# [Texto extraído]
--------
Entenda a importância do documento como fonte de informação no processo de justiça de transição
Entenda a importância do documento como fonte de informação no processo de justiça de transição
“Num país onde se é pouco abordado o direito à informação e à memória, governos democráticos sofrem constante instabilidade” afirma pesquisadora da Universidade Federal Fluminense
A autora Laís Nunes da Silva investiga qual é o papel do documento nos trabalhos da Comissão Nacional da Verdade à luz do processo de justiça de transição. A pesquisa revela que o documento, tanto como informação quanto como dispositivo social, firmador de uma narrativa socialmente construída que possibilitam medidas reparatórias, preservação das memórias de vítimas e exercício do direito à memória e à verdade na sociedade.
Segundo a autora, se não fossem os documentos, boa parte dos trabalhos da Comissão Nacional da Verdade não seria realizada; afetando, portanto, o processo de justiça de transição no Brasil.
--------
# [Instruções do exercício]
Copie do texto sobre justiça de transição, letra por letra, o trecho que começa com as palavras "Segundo a autora, se" e termina em "transição no Brasil.".

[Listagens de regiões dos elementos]
--------
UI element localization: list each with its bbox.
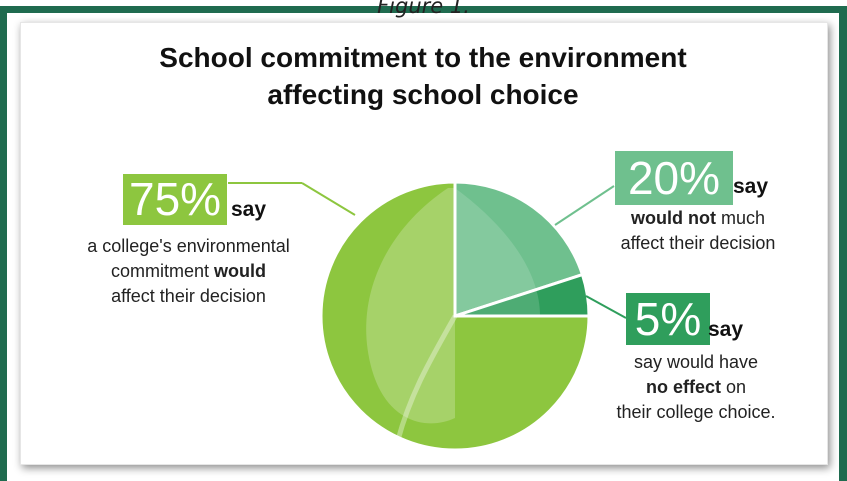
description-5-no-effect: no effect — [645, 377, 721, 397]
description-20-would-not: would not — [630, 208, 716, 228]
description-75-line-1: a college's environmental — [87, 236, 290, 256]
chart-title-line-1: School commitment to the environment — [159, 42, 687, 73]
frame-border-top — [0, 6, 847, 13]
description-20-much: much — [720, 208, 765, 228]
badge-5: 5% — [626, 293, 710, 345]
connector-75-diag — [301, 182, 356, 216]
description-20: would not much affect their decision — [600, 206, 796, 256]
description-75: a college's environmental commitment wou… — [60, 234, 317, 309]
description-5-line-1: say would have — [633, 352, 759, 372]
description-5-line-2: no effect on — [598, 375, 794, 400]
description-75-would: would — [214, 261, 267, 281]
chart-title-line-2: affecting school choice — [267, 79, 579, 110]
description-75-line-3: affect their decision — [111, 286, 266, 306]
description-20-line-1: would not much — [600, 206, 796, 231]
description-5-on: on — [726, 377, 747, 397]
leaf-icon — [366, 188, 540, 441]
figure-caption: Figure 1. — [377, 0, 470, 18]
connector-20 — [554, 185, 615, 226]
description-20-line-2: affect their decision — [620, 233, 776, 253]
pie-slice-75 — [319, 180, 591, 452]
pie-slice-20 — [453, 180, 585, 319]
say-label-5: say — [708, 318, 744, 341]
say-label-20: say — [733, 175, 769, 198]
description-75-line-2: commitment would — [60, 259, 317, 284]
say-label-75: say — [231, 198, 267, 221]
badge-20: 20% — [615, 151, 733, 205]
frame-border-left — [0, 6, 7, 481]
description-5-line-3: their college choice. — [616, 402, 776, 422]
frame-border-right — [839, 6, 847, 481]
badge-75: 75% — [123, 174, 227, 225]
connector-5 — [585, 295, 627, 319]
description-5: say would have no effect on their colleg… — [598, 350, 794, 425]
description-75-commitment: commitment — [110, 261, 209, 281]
--------
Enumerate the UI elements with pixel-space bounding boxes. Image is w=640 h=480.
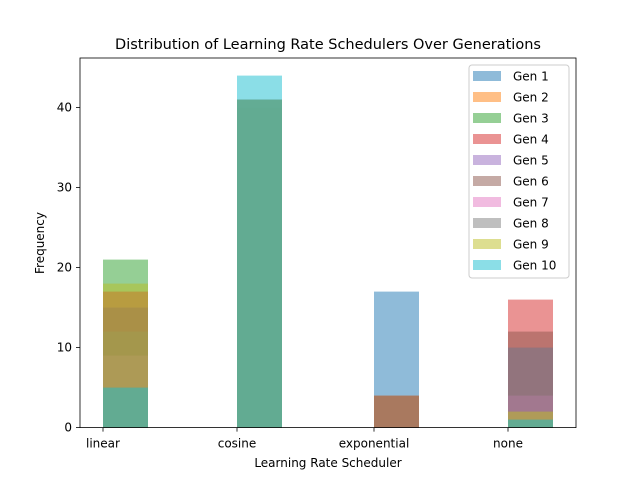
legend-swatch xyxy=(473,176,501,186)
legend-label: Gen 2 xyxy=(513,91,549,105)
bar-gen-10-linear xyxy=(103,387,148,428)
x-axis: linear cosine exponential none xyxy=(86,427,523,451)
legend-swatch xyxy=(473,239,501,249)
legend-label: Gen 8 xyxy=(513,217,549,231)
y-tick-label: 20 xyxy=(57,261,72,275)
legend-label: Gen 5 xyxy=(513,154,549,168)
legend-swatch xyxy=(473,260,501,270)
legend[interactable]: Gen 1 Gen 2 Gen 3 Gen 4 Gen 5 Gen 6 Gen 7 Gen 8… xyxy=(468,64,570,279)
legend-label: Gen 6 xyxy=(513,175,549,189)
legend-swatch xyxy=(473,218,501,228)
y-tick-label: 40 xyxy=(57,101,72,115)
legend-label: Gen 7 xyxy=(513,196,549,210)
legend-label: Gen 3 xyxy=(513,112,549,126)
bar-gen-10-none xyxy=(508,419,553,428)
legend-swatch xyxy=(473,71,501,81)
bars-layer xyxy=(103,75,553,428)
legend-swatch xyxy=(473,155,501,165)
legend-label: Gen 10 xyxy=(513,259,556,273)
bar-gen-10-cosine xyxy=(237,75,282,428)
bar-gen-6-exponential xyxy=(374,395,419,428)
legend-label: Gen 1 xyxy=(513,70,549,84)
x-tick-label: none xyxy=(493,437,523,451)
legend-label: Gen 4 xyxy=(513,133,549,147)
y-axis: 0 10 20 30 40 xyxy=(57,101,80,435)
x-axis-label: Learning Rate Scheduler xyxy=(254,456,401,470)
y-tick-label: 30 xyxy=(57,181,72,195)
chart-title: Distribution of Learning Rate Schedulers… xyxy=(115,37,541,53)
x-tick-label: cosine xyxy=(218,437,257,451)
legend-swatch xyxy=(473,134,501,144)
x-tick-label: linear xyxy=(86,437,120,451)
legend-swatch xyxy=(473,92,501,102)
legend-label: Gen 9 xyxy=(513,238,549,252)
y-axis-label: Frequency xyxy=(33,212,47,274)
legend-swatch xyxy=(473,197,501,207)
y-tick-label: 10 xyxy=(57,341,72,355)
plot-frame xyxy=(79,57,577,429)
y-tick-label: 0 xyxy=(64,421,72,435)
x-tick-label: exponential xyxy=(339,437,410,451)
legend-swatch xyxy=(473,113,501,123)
--------
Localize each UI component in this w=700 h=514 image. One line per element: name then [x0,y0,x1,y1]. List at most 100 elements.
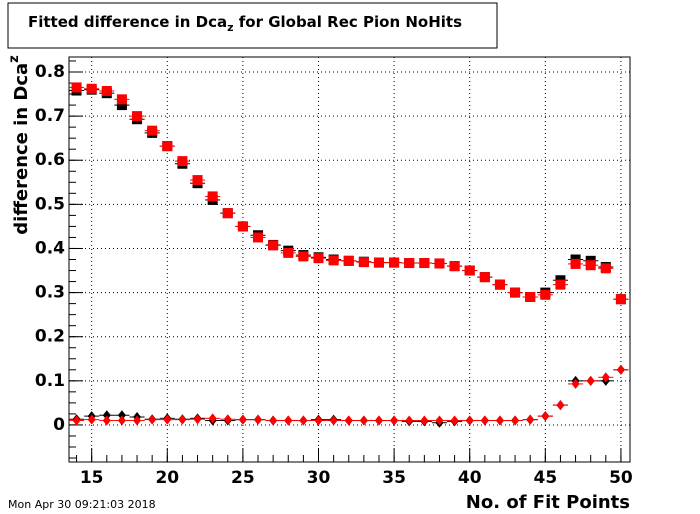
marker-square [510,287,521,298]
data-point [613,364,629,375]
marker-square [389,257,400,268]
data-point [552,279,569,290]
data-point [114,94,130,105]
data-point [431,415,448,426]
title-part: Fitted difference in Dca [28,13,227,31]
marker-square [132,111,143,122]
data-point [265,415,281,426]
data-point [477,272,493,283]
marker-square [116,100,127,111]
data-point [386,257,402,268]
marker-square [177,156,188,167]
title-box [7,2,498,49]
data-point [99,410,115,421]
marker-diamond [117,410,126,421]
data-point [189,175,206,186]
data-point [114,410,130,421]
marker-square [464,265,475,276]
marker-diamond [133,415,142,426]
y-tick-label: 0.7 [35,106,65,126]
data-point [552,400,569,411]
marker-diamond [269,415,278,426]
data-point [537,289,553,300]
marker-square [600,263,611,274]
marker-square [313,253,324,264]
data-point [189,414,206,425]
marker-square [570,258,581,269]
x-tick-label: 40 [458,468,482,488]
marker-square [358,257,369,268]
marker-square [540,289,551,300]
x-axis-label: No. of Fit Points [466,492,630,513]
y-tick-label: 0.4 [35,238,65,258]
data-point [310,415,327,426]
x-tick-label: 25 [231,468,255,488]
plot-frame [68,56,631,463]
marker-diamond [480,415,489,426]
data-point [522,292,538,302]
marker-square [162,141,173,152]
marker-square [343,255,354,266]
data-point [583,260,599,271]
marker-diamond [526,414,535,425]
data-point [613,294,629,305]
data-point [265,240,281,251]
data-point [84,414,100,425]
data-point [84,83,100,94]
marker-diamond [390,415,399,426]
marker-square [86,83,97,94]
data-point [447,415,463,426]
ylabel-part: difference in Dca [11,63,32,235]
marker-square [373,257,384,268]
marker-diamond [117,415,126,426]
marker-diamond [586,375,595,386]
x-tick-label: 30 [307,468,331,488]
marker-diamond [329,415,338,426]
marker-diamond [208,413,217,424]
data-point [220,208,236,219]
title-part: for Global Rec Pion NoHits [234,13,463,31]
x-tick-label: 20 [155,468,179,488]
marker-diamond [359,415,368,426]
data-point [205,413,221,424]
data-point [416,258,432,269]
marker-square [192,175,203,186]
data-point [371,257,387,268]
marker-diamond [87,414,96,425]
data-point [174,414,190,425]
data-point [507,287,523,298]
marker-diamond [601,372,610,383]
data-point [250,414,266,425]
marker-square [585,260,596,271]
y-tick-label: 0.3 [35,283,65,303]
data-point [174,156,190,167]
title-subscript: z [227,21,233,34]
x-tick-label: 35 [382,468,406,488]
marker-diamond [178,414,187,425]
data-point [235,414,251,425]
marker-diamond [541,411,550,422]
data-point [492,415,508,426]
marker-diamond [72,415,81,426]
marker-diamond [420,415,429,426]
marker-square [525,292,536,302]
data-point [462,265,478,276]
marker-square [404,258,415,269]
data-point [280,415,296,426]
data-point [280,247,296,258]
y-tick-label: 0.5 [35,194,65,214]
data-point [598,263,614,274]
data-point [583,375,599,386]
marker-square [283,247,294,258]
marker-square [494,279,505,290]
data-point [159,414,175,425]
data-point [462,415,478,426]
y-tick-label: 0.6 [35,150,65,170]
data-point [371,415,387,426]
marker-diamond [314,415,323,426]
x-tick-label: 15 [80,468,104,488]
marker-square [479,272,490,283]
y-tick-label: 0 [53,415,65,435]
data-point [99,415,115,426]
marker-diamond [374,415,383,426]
--------
# [Resposta do exercício]
Segundo a autora, se não fossem os documentos, boa parte dos trabalhos da Comissão Nacional da Verdade não seria realizada; afetando, portanto, o processo de justiça de transição no Brasil.